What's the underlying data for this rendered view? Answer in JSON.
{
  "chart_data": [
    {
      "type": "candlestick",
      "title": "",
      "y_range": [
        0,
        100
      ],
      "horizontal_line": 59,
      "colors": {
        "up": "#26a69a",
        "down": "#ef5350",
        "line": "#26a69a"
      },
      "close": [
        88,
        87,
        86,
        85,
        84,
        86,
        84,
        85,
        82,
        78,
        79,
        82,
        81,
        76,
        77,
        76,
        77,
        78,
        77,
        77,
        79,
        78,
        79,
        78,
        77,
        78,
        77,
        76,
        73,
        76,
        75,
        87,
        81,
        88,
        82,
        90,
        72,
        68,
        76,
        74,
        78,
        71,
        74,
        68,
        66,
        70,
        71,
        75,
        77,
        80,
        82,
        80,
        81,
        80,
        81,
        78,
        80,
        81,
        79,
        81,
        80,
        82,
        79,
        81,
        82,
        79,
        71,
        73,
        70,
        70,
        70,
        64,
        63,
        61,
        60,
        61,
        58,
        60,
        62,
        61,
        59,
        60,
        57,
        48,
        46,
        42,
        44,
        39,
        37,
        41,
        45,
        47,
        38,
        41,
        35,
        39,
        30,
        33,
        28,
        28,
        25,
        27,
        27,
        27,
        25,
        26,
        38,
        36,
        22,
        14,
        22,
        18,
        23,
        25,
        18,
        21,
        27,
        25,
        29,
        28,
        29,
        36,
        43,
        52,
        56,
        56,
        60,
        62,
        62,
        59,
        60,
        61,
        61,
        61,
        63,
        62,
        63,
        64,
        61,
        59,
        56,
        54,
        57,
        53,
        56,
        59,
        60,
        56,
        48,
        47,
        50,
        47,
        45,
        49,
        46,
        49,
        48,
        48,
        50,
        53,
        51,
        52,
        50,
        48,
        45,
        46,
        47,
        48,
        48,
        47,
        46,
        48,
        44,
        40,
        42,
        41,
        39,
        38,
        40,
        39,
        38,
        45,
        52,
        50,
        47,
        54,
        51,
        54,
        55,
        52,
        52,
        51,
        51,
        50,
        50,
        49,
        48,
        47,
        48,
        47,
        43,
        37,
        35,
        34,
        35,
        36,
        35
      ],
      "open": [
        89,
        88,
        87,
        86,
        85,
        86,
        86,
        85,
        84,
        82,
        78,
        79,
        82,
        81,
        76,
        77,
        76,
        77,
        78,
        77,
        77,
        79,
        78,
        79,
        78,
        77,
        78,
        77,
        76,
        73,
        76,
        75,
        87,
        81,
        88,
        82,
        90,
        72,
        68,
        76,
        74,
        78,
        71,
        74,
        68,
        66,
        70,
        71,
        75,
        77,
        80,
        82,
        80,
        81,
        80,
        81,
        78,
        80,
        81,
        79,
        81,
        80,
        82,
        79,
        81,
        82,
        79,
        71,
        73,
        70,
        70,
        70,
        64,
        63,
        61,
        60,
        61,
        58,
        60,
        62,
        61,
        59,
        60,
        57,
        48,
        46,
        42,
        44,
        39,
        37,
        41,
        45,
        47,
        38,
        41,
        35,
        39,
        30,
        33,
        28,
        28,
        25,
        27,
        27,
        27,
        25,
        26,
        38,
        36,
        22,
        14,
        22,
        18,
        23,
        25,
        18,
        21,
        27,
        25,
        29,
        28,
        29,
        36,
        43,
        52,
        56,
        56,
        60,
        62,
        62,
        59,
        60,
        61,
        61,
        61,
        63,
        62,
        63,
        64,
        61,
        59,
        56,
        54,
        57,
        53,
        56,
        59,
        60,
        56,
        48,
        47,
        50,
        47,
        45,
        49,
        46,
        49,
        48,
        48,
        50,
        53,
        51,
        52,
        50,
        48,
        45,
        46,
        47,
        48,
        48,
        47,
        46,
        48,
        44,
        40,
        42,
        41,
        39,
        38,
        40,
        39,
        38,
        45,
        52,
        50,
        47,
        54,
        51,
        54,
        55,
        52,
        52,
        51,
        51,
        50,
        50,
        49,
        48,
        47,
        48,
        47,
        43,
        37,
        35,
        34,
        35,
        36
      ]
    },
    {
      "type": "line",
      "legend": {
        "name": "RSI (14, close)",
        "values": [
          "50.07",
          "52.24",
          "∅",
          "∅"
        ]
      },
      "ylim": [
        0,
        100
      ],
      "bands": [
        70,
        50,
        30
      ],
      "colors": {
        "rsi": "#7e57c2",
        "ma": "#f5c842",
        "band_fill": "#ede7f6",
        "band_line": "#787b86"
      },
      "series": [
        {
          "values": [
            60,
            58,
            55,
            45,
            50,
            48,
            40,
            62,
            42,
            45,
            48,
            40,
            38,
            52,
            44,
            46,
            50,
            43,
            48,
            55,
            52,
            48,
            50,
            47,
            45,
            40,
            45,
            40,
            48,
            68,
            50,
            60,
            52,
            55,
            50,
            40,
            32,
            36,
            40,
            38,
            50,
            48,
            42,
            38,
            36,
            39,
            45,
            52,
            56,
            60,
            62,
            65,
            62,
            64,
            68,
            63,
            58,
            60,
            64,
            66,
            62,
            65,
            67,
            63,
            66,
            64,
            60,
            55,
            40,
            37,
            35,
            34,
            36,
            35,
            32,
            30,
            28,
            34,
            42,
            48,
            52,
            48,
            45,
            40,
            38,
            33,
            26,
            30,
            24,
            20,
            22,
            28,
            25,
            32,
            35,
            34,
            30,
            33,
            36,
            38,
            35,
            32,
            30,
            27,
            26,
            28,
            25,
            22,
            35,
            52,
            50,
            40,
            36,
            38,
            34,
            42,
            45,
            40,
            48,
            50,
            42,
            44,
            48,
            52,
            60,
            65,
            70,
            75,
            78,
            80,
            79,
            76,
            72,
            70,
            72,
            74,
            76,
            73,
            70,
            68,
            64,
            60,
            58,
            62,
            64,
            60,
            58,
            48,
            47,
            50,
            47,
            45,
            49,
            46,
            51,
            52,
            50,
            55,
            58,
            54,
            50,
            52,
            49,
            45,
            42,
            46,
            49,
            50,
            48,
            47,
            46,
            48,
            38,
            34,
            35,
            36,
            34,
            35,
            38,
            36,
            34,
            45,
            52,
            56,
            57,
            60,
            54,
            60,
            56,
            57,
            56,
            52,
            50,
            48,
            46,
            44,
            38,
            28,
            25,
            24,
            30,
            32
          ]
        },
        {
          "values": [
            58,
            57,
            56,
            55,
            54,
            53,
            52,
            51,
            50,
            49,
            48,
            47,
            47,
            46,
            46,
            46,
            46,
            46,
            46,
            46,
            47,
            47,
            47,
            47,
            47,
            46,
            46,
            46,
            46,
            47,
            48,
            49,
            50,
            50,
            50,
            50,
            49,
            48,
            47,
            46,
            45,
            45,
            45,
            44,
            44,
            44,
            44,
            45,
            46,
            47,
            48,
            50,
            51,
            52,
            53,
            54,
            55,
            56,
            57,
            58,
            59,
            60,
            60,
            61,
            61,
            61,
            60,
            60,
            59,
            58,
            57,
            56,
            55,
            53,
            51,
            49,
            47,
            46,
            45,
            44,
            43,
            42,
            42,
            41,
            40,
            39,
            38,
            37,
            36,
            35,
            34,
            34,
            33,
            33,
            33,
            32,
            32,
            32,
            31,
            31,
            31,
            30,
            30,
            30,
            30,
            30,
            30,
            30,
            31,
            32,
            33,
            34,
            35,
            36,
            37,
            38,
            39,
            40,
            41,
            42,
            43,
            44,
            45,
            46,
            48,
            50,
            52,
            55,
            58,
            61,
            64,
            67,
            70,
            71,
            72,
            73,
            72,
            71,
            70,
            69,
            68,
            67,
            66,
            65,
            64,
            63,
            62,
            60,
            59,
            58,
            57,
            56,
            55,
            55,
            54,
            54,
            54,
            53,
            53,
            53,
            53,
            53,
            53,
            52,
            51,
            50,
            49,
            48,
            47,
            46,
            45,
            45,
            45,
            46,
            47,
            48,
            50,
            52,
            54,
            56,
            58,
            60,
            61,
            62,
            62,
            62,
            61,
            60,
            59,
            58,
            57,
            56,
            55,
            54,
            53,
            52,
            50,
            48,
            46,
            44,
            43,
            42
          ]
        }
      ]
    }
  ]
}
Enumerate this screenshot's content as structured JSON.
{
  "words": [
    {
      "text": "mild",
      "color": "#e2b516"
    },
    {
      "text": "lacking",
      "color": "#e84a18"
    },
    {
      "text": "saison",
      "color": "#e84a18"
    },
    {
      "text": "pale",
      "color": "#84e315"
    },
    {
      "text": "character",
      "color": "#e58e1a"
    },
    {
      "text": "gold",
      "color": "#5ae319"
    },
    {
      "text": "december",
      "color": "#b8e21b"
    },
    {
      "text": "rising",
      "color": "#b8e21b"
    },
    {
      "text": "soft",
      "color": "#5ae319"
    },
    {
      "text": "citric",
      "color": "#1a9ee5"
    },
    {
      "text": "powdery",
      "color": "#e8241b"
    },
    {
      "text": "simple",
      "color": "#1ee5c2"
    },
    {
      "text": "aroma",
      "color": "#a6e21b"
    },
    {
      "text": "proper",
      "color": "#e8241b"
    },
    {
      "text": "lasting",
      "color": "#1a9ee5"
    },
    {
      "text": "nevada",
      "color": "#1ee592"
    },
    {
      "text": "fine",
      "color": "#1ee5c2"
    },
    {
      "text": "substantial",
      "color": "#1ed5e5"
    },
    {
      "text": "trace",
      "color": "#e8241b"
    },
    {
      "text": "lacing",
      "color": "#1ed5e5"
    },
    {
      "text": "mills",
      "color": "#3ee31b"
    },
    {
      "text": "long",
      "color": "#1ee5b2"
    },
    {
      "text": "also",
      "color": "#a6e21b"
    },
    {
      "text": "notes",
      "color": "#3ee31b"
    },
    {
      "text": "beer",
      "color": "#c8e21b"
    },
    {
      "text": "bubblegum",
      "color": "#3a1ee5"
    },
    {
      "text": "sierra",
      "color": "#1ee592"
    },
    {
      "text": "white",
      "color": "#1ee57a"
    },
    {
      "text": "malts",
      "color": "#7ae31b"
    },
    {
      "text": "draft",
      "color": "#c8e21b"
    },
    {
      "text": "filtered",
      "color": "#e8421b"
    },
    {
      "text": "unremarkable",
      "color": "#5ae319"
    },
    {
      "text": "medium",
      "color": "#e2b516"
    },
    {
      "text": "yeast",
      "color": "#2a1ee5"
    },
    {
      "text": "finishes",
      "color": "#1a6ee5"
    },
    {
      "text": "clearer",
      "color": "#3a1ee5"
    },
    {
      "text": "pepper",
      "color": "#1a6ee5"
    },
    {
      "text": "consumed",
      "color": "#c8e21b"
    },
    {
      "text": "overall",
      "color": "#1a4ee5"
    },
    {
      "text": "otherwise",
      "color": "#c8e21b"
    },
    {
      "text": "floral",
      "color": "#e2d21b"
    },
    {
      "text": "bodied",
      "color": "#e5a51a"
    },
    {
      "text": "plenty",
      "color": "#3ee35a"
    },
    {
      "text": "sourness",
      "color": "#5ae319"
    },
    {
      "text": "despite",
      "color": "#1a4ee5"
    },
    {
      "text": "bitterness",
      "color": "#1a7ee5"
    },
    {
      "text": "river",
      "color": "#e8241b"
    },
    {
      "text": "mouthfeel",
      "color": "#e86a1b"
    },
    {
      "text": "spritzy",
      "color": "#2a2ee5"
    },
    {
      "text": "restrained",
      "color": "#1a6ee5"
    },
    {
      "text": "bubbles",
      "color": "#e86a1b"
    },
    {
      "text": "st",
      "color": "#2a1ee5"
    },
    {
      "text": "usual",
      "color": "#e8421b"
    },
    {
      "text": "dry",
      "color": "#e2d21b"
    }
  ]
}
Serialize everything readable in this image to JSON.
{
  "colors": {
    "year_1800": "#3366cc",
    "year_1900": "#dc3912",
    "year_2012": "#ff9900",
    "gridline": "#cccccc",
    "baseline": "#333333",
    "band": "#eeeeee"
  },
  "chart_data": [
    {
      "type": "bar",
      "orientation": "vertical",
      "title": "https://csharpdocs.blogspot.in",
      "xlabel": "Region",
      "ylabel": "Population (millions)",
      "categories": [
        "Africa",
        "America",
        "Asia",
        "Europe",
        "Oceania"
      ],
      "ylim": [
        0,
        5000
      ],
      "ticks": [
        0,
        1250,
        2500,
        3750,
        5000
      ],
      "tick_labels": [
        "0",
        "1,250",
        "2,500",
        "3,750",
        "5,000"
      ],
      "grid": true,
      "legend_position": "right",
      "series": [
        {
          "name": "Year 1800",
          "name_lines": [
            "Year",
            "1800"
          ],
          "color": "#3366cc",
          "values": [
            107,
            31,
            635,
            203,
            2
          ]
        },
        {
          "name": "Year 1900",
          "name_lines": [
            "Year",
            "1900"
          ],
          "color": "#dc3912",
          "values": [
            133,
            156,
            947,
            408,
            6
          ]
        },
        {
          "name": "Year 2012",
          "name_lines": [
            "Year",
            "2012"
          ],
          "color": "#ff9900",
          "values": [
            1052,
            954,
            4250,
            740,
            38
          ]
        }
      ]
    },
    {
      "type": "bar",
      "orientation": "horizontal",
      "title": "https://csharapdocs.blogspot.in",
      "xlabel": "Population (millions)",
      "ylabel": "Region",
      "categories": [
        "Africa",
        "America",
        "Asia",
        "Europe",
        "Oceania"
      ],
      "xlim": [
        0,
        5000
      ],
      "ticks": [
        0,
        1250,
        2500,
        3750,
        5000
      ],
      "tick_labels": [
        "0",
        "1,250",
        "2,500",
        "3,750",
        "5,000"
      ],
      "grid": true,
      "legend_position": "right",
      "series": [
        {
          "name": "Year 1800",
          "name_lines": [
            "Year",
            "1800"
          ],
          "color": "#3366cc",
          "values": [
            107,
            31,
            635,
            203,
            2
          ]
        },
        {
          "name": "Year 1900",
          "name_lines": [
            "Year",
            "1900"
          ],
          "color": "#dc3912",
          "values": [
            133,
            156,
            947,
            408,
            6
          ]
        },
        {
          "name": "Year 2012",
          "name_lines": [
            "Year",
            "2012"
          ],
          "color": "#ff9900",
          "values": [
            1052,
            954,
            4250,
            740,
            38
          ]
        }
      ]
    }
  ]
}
· · · · ·
What this task involves
Where does the word "title" appear? Return each line that holds it.

Written solution
      "title": "",
      "title": "https://csharpdocs.blogspot.in",
      "title": "https://csharapdocs.blogspot.in",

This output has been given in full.